## START

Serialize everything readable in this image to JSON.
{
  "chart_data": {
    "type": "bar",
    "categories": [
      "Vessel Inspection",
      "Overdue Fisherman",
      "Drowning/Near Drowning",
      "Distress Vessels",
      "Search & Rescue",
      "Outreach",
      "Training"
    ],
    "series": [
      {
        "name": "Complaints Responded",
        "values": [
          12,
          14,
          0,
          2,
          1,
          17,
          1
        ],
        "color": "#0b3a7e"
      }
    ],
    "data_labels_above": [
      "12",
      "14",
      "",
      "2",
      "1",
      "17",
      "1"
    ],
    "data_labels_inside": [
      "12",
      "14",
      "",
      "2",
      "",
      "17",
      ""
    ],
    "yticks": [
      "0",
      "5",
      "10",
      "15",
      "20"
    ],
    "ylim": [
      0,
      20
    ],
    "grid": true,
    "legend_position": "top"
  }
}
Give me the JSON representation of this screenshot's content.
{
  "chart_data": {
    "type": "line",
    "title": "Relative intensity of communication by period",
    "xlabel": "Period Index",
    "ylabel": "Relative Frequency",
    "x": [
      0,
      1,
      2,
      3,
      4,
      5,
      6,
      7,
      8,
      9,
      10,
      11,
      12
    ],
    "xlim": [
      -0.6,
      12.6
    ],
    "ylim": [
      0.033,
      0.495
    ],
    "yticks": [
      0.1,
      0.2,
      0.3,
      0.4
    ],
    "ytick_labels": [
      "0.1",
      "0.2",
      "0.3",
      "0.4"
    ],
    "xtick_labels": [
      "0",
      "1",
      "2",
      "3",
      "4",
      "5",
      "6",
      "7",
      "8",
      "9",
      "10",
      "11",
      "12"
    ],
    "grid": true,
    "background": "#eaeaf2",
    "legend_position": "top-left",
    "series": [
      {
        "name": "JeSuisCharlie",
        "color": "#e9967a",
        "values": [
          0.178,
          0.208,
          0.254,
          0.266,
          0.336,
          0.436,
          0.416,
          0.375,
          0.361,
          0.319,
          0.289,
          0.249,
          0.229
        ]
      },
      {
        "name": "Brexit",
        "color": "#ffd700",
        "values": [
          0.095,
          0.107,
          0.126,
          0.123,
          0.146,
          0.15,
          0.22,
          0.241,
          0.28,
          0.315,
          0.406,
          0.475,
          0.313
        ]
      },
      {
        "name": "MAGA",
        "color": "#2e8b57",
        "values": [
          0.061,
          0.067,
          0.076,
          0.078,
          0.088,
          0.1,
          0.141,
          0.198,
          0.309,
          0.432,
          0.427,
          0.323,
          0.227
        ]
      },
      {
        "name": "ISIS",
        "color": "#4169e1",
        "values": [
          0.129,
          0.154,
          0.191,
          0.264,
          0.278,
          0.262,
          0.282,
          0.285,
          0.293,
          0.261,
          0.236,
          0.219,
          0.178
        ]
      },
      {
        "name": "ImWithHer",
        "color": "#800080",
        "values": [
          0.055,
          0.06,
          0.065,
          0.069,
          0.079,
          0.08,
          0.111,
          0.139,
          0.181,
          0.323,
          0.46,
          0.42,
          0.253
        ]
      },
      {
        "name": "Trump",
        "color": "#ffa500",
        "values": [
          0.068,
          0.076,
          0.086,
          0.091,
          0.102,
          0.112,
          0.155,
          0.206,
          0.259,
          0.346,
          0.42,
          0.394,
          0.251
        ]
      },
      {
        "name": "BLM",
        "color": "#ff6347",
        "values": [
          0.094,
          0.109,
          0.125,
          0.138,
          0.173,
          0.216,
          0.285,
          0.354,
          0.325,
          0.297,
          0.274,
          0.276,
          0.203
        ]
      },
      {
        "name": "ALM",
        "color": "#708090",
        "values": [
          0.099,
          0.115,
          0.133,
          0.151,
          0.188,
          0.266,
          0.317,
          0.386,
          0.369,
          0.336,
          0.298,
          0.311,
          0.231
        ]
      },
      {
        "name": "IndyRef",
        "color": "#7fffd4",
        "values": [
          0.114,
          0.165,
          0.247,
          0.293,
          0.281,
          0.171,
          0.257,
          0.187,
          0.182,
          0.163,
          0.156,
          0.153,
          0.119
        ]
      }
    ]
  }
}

## END

» What is expected: Gather each line of the listing that holds the string "this".

» Answer below:
Serialize everything readable in this image to JSON.
Give me the JSON representation of this screenshot's content.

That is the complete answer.